--- 文档节选 ---
因为实验室贫穷,只有一台2080ti的机子,所以一开始打算用云服务器,后面发现云服务器实在是折磨人,所以又回到实验室的2080ti机子。本文分为两部分:云服务器(失败)和实验室机子(docker部署跑通)。
云服务器好处是可以选择各种版本,尝试过后发现在python版本上必须是python3.7, python3.6和3.8都会报不同的错误。
实际上最麻烦的是SparseConvNet,根据下面这篇博客的分析,新版的这个网络需要的环境是cuda 10 和 python 3.7, torch 1.3.0,否则在sh build.sh这一步就会卡死无法编译。
【点云目标检测】 SECOND 调试记录_梦醒时分1218的博客-CSDN博客
这个镜像可以安装以上版本的环境,在sh build.sh这一步可以过去(注意此时的gcc版本为7),但是问题在于训练时numba.cuda报错
Traceback (most recent call last):
File "/root/miniconda3/envs/myconda/lib/python3.7/site-packages/numba/cuda/cudadrv/driver.py", line 237, in ensure_initialized
self.cuInit(0)
File "/root/miniconda3/envs/myconda/lib/python3.7/site-packages/numba/cuda/cudadrv/driver.py", line 303, in safe_cuda_api_call
self._check_error(fname, retcode)
File "/root/miniconda3/envs/myconda/lib/python3.7/site-packages/numba/cuda/cudadrv/driver.py", line 343, in _check_error
raise CudaAPIError(retcode, msg)
numba.cuda.cudadrv.driver.CudaAPIError: [-1] Call to cuInit results in UNKNOWN_CUDA_ERROR
During handling of the above exception, another exception occurred:
Traceback (most recent call last):
File "create_data.py", line 9, in
from second.core import box_np_ops
File "/mnt/second.pytorch/second/core/box_np_ops.py", line 7, in
from second.core.non_max_suppression.nms_gpu import rotate_iou_gpu_eval
File "/mnt/second.pytorch/second/core/non_max_suppression/__init__.py", line 2, in
from second.core.non_max_suppression.nms_gpu import (nms_gpu, rotate_iou_gpu,
File "/mnt/second.pytorch/second/core/non_max_suppression/nms_gpu.py", line 36, in
@cuda.jit('(int64, float32, float32[:, :], uint64[:])')
File "/root/miniconda3/envs/myconda/lib/python3.7/site-packages/numba/cuda/decorators.py", line 101, in kernel_jit
return Dispatcher(func, [func_or_sig], targetoptions=targetoptions)
File "/root/miniconda3/envs/myconda/lib/python3.7/site-packages/numba/cuda/compiler.py", line 936, in __init__
self.compile(sigs[0])

--- 所给记录 ---
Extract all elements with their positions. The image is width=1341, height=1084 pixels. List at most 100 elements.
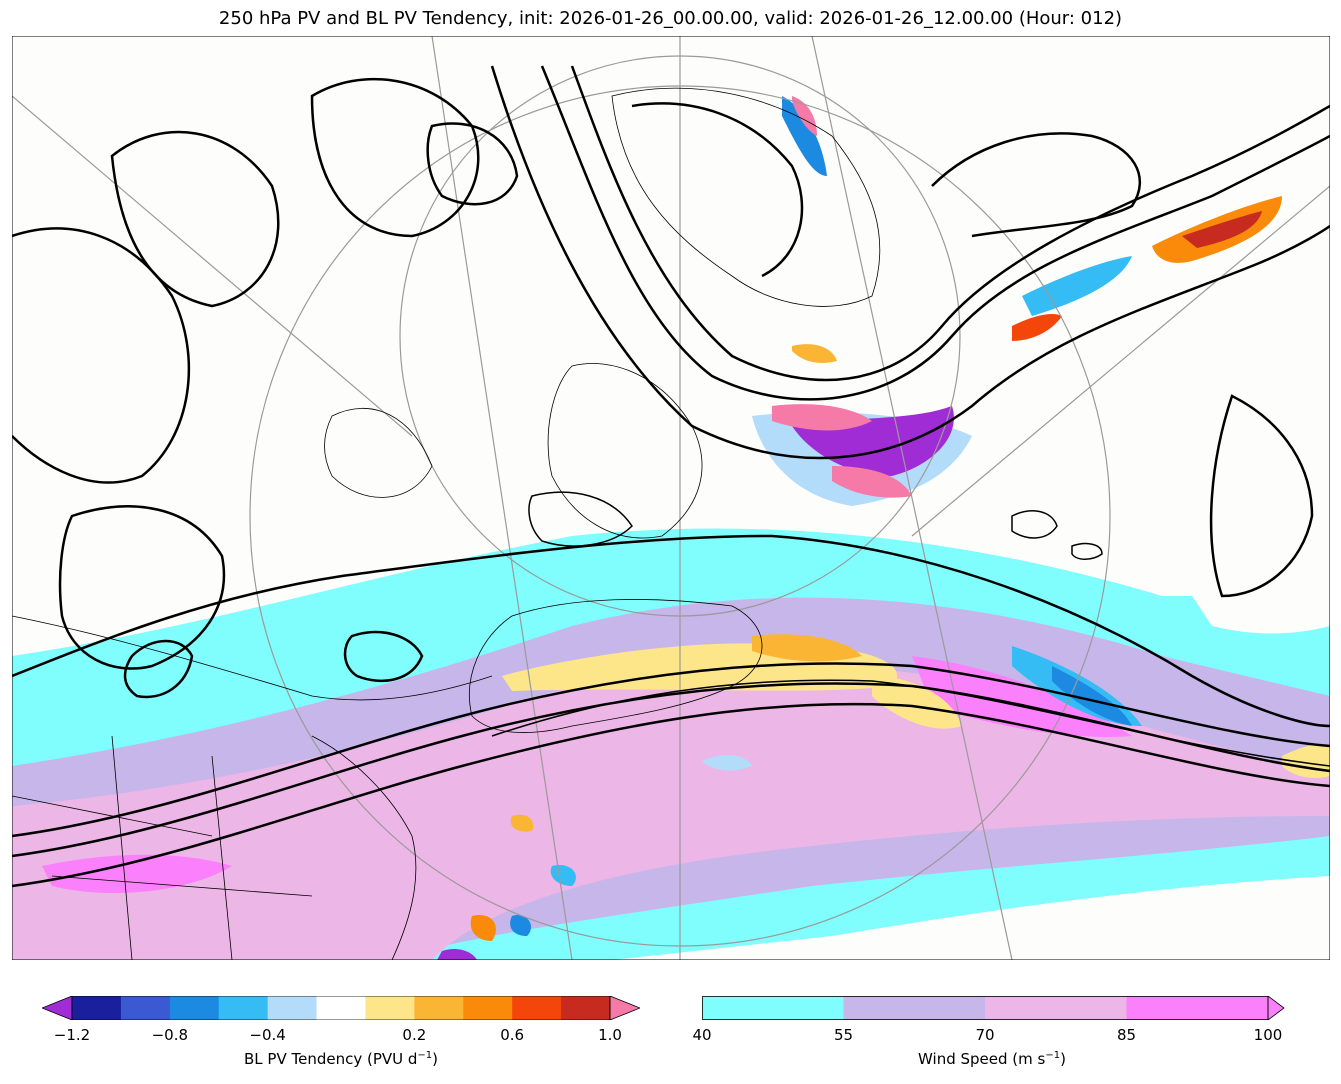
pv-tendency-tick-label: 0.6 xyxy=(500,1026,525,1044)
wind-speed-tick-label: 100 xyxy=(1253,1026,1283,1044)
pv-tendency-label-close: ) xyxy=(432,1050,439,1068)
pv-tendency-tick-label: −1.2 xyxy=(53,1026,91,1044)
coast-hudson xyxy=(324,407,433,498)
pv-contour-trough-3 xyxy=(490,65,1330,460)
pv-pink xyxy=(772,404,872,431)
meridian-2 xyxy=(431,36,573,960)
pv-tendency-tick-label: −0.4 xyxy=(249,1026,286,1044)
wind-speed-colorbar xyxy=(702,996,1285,1020)
pv-red-mid xyxy=(1012,314,1062,341)
pv-lightblue-pocket xyxy=(702,754,752,771)
pv-contour-lowlat-2 xyxy=(123,639,194,699)
pv-contour-ridge-1 xyxy=(12,534,1330,728)
pv-tendency-colorbar xyxy=(42,996,640,1020)
pv-contour-north-2 xyxy=(426,122,519,206)
graticule xyxy=(12,36,1330,960)
cbar-left-swatch xyxy=(561,996,611,1020)
meridian-3 xyxy=(811,36,1013,960)
wind-speed-shading xyxy=(12,528,1330,960)
pv-tendency-tick-label: −0.8 xyxy=(151,1026,189,1044)
cbar-right-extend-high xyxy=(1267,996,1285,1020)
wind-speed-colorbar-label: Wind Speed (m s−1) xyxy=(702,1050,1282,1068)
wind-speed-tick-label: 55 xyxy=(833,1026,854,1044)
pv-tendency-label-text: BL PV Tendency (PVU d xyxy=(243,1050,418,1068)
pv-contour-jet-3 xyxy=(12,702,1330,888)
pv-tendency-tick-label: 0.2 xyxy=(402,1026,427,1044)
cbar-left-swatch xyxy=(72,996,122,1020)
cbar-right-swatch xyxy=(1126,996,1269,1020)
cbar-left-extend-low xyxy=(42,996,73,1020)
meridian-5 xyxy=(911,185,1330,537)
pv-contour-closed-3 xyxy=(1071,542,1103,560)
coast-eastern-canada xyxy=(469,599,763,733)
pv-purple-south xyxy=(437,949,477,960)
pv-contour-ne-1 xyxy=(931,132,1142,238)
pv-blue-cluster-2 xyxy=(510,915,532,936)
pv-contour-closed-1 xyxy=(528,491,633,547)
pv-positive-3 xyxy=(872,676,962,729)
plot-title: 250 hPa PV and BL PV Tendency, init: 202… xyxy=(218,8,1123,29)
wind-speed-label-exponent: −1 xyxy=(1045,1050,1061,1061)
pv-tendency-shading xyxy=(437,96,1330,960)
wind-speed-tick-label: 85 xyxy=(1116,1026,1137,1044)
cbar-right-swatch xyxy=(702,996,844,1020)
pv-contour-west-2 xyxy=(110,130,280,308)
pv-contour-greenland-1 xyxy=(631,102,804,278)
pv-orange-mid-2 xyxy=(792,344,837,363)
pv-blue-ne xyxy=(1022,256,1132,316)
map-panel xyxy=(12,36,1330,960)
border-us-canada xyxy=(12,615,493,701)
pv-contour-lowlat-1 xyxy=(58,505,226,670)
coastlines xyxy=(12,87,881,960)
cbar-left-swatch xyxy=(512,996,562,1020)
pv-contour-jet-4 xyxy=(491,679,1330,767)
pv-contour-north-1 xyxy=(310,77,480,238)
pv-tendency-label-exponent: −1 xyxy=(417,1050,433,1061)
pv-contour-trough-2 xyxy=(570,65,1330,382)
jet-70-band xyxy=(12,665,1330,960)
border-states xyxy=(12,735,313,960)
cbar-left-swatch xyxy=(365,996,415,1020)
pv-orange-cluster-2 xyxy=(470,915,496,941)
pv-tendency-tick-label: 1.0 xyxy=(598,1026,622,1044)
coast-labrador xyxy=(547,363,703,539)
cbar-right-swatch xyxy=(843,996,986,1020)
cbar-left-outline xyxy=(71,996,611,1020)
cbar-left-swatch xyxy=(463,996,513,1020)
pv-contours xyxy=(12,65,1330,888)
cbar-left-swatch xyxy=(218,996,269,1020)
cbar-left-extend-high xyxy=(609,996,640,1020)
pv-pink-greenland xyxy=(792,96,817,136)
pv-blue-cluster-1 xyxy=(550,865,576,886)
pv-contour-east-1 xyxy=(1209,394,1314,598)
pv-positive-2 xyxy=(752,634,862,662)
pv-orange-cluster-1 xyxy=(510,814,534,832)
cbar-left-swatch xyxy=(267,996,318,1020)
pv-tendency-colorbar-label: BL PV Tendency (PVU d−1) xyxy=(42,1050,640,1068)
meridian-4 xyxy=(12,95,413,437)
pv-blue-greenland xyxy=(782,96,827,176)
cbar-left-swatch xyxy=(316,996,366,1020)
pv-red-ne xyxy=(1182,211,1262,248)
wind-speed-label-text: Wind Speed (m s xyxy=(918,1050,1046,1068)
jet-85-band xyxy=(42,854,232,894)
wind-speed-label-close: ) xyxy=(1060,1050,1066,1068)
wind-speed-tick-label: 40 xyxy=(692,1026,712,1044)
wind-speed-tick-label: 70 xyxy=(975,1026,995,1044)
cbar-left-swatch xyxy=(120,996,171,1020)
coast-us-east xyxy=(311,735,417,960)
pv-contour-trough-1 xyxy=(540,65,1330,401)
pv-negative-2 xyxy=(1052,666,1132,726)
cbar-left-swatch xyxy=(414,996,464,1020)
pv-contour-island-1 xyxy=(343,630,424,683)
coast-greenland xyxy=(611,87,881,307)
pv-contours-thin xyxy=(491,491,1330,767)
cbar-left-swatch xyxy=(169,996,220,1020)
cbar-right-swatch xyxy=(985,996,1127,1020)
pv-contour-west-1 xyxy=(12,227,191,484)
jet-40-east-gap xyxy=(1192,581,1330,634)
pv-contour-jet-1 xyxy=(12,662,1330,838)
cbar-right-outline xyxy=(702,996,1269,1020)
pv-contour-closed-2 xyxy=(1011,510,1058,539)
pv-pink-2 xyxy=(832,466,912,498)
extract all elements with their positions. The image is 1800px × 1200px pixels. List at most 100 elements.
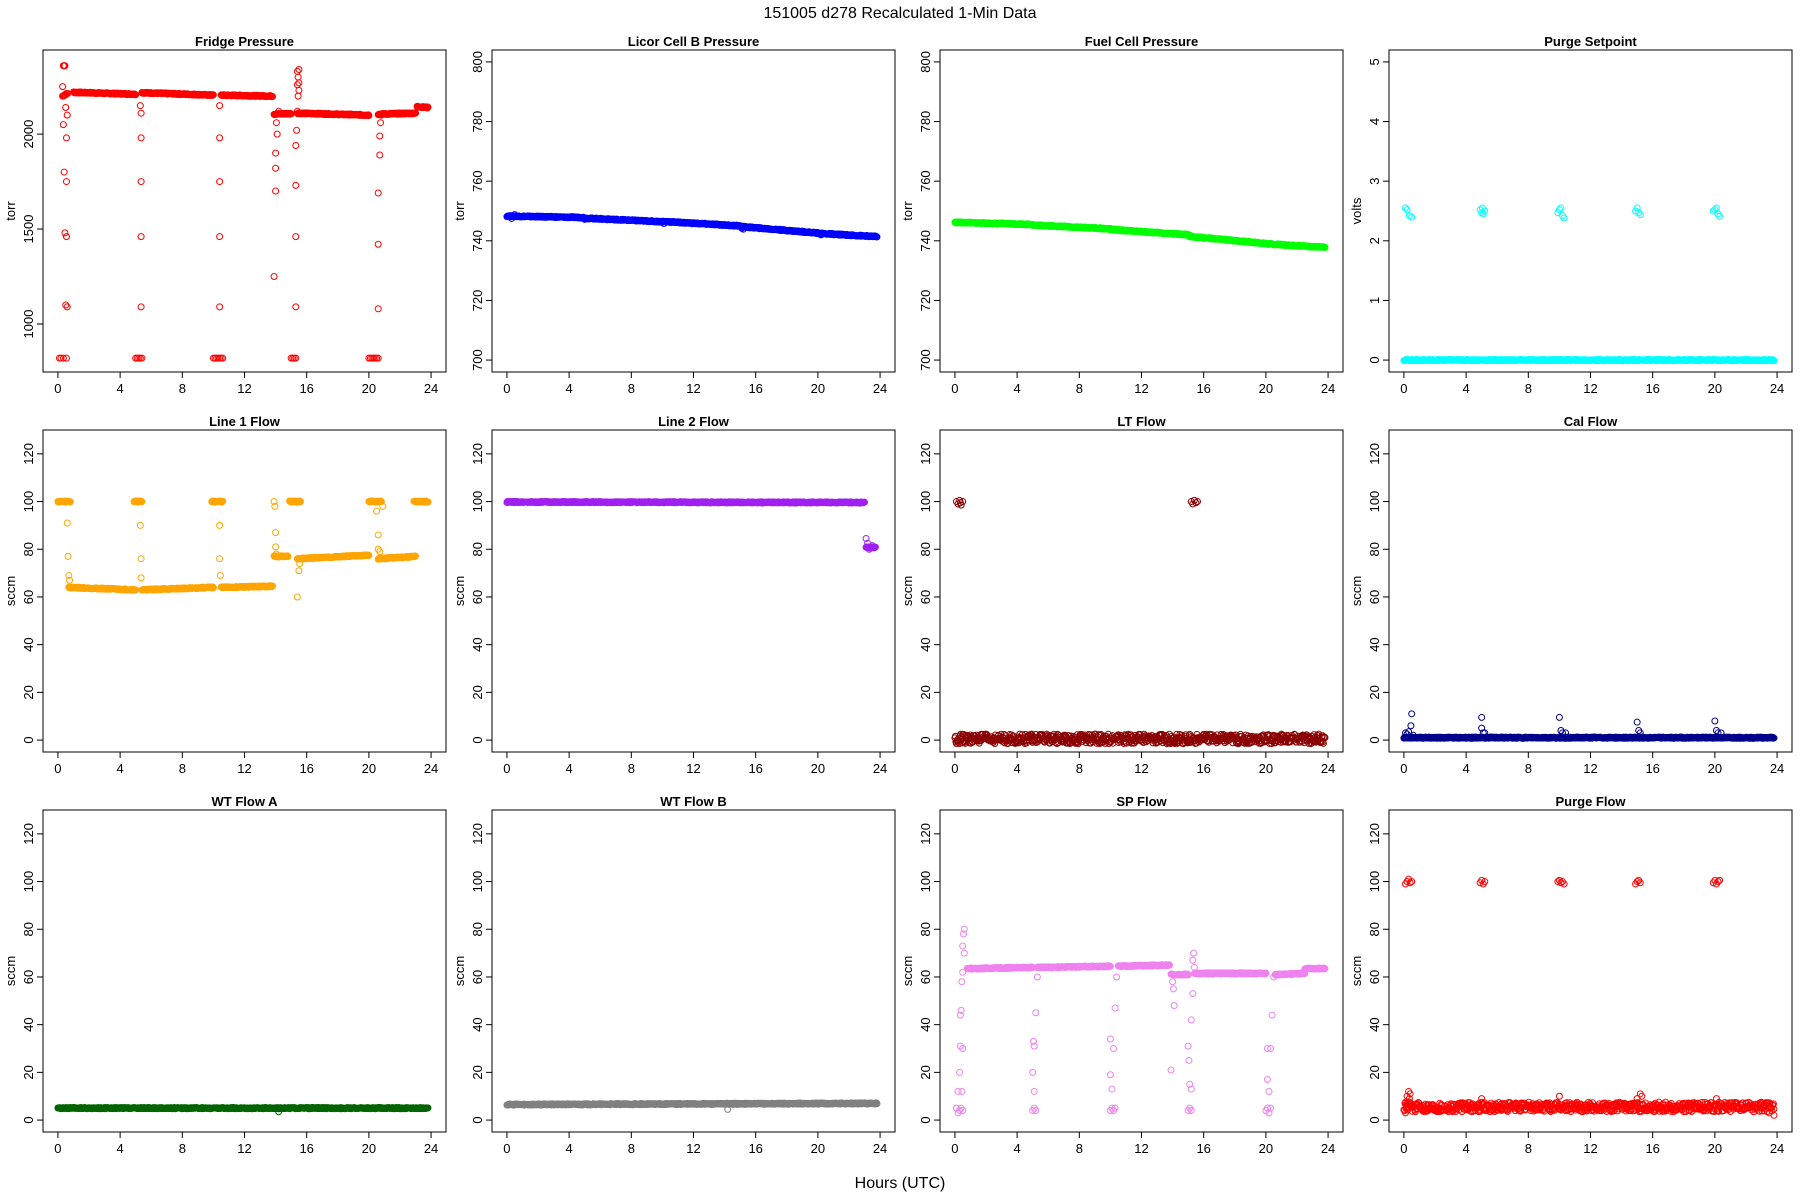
data-point	[1408, 213, 1416, 221]
data-point	[132, 91, 140, 99]
series-points	[54, 497, 432, 601]
data-point	[293, 126, 301, 134]
data-point	[1186, 231, 1194, 239]
data-point	[1636, 211, 1644, 219]
data-point	[1560, 214, 1568, 222]
data-point	[275, 107, 283, 115]
series-points	[503, 211, 881, 241]
x-tick-label: 0	[503, 761, 510, 776]
data-point	[376, 151, 384, 159]
data-point	[136, 521, 144, 529]
data-point	[377, 119, 385, 127]
chart-title: Purge Setpoint	[1544, 34, 1637, 49]
x-tick-label: 16	[1196, 761, 1210, 776]
y-tick-label: 60	[21, 590, 36, 604]
data-point	[62, 354, 70, 362]
data-point	[62, 178, 70, 186]
data-point	[379, 502, 387, 510]
data-point	[216, 178, 224, 186]
data-point	[268, 582, 276, 590]
data-point	[1074, 740, 1082, 748]
y-tick-label: 1	[1367, 297, 1382, 304]
data-point	[424, 498, 432, 506]
data-point	[209, 91, 217, 99]
data-point	[870, 544, 878, 552]
y-axis-label: torr	[900, 201, 915, 221]
y-tick-label: 780	[918, 111, 933, 133]
data-point	[270, 498, 278, 506]
data-point	[137, 574, 145, 582]
data-point	[60, 168, 68, 176]
data-point	[62, 104, 70, 112]
data-point	[272, 164, 280, 172]
y-tick-label: 20	[918, 685, 933, 699]
data-point	[59, 83, 67, 91]
series-points	[1400, 204, 1778, 365]
y-tick-label: 780	[470, 111, 485, 133]
data-point	[219, 354, 227, 362]
x-tick-label: 12	[237, 381, 251, 396]
y-tick-label: 4	[1367, 118, 1382, 125]
data-point	[292, 354, 300, 362]
data-point	[374, 305, 382, 313]
x-tick-label: 12	[1134, 381, 1148, 396]
x-tick-label: 8	[628, 381, 635, 396]
x-tick-label: 20	[811, 761, 825, 776]
data-point	[272, 550, 280, 558]
x-tick-label: 8	[1076, 761, 1083, 776]
x-tick-label: 8	[179, 761, 186, 776]
y-axis-label: torr	[3, 201, 18, 221]
data-point	[365, 111, 373, 119]
data-point	[374, 354, 382, 362]
data-point	[660, 220, 668, 228]
data-point	[138, 354, 146, 362]
data-point	[62, 134, 70, 142]
data-point	[136, 102, 144, 110]
x-tick-label: 16	[748, 761, 762, 776]
data-point	[1321, 243, 1329, 251]
data-point	[374, 531, 382, 539]
y-tick-label: 0	[470, 736, 485, 743]
data-point	[412, 552, 420, 560]
data-point	[271, 502, 279, 510]
data-point	[65, 571, 73, 579]
data-point	[216, 521, 224, 529]
plot-frame	[939, 429, 1344, 753]
data-point	[137, 109, 145, 117]
y-tick-label: 0	[918, 736, 933, 743]
data-point	[862, 535, 870, 543]
data-point	[272, 149, 280, 157]
data-point	[272, 119, 280, 127]
data-point	[861, 498, 869, 506]
data-point	[873, 233, 881, 241]
y-tick-label: 80	[21, 542, 36, 556]
data-point	[270, 273, 278, 281]
data-point	[62, 233, 70, 241]
y-tick-label: 2000	[21, 120, 36, 149]
x-tick-label: 20	[1708, 381, 1722, 396]
data-point	[292, 141, 300, 149]
data-point	[295, 66, 303, 74]
x-tick-label: 4	[1463, 381, 1470, 396]
data-point	[295, 567, 303, 575]
y-tick-label: 100	[21, 491, 36, 513]
x-tick-label: 0	[54, 761, 61, 776]
x-tick-label: 0	[54, 381, 61, 396]
data-point	[296, 560, 304, 568]
x-tick-label: 8	[1525, 381, 1532, 396]
y-tick-label: 740	[470, 230, 485, 252]
data-point	[66, 576, 74, 584]
x-tick-label: 8	[179, 381, 186, 396]
data-point	[293, 67, 301, 75]
data-point	[739, 225, 747, 233]
y-tick-label: 3	[1367, 178, 1382, 185]
data-point	[216, 303, 224, 311]
data-point	[293, 593, 301, 601]
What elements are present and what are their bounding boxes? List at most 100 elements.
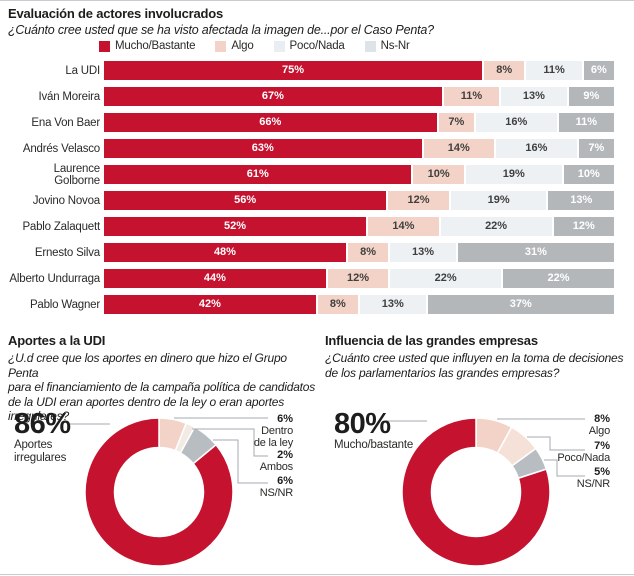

--- 任务要求 ---
(a) 在关于SECOND环境部署的文档节选中,云服务器上必须使用哪个Python版本?
(b) 请接着关于SECOND环境部署的文档节选,从其最后一句之后往下写。

--- 参考答案 ---
(a) 必须使用Python 3.7。

(b)
File "/root/miniconda3/envs/myconda/lib/python3.7/site-packages/numba/cuda/compiler.py", line 1107, in compile
**self.targetoptions)
File "/root/miniconda3/envs/myconda/lib/python3.7/site-packages/numba/core/compiler_lock.py", line 35, in _acquire_compile_lock
return func(*args, **kwargs)
File "/root/miniconda3/envs/myconda/lib/python3.7/site-packages/numba/cuda/compiler.py", line 569, in __init__
self.cooperative = 'cudaCGGetIntrinsicHandle' in lib.get_asm_str()
File "/root/miniconda3/envs/myconda/lib/python3.7/site-packages/numba/cuda/codegen.py", line 103, in get_asm_str
return self._join_ptxes(self._get_ptxes(cc=cc))
File "/root/miniconda3/envs/myconda/lib/python3.7/site-packages/numba/cuda/codegen.py", line 107, in _get_ptxes
ctx = devices.get_context()
File "/root/miniconda3/envs/myconda/lib/python3.7/site-packages/numba/cuda/cudadrv/devices.py", line 212, in get_context
return _runtime.get_or_create_context(devnum)
File "/root/miniconda3/envs/myconda/lib/python3.7/site-packages/numba/cuda/cudadrv/devices.py", line 138, in get_or_create_context
return self._get_or_create_context_uncached(devnum)
File "/root/miniconda3/envs/myconda/lib/python3.7/site-packages/numba/cuda/cudadrv/devices.py", line 151, in _get_or_create_context_uncached
with driver.get_active_context() as ac:
File "/root/miniconda3/envs/myconda/lib/python3.7/site-packages/numba/cuda/cudadrv/driver.py", line 401, in __enter__
driver.cuCtxGetCurrent(byref(hctx))
File "/root/miniconda3/envs/myconda/lib/python3.7/site-packages/numba/cuda/cudadrv/driver.py", line 278, in __getattr__
self.ensure_initialized()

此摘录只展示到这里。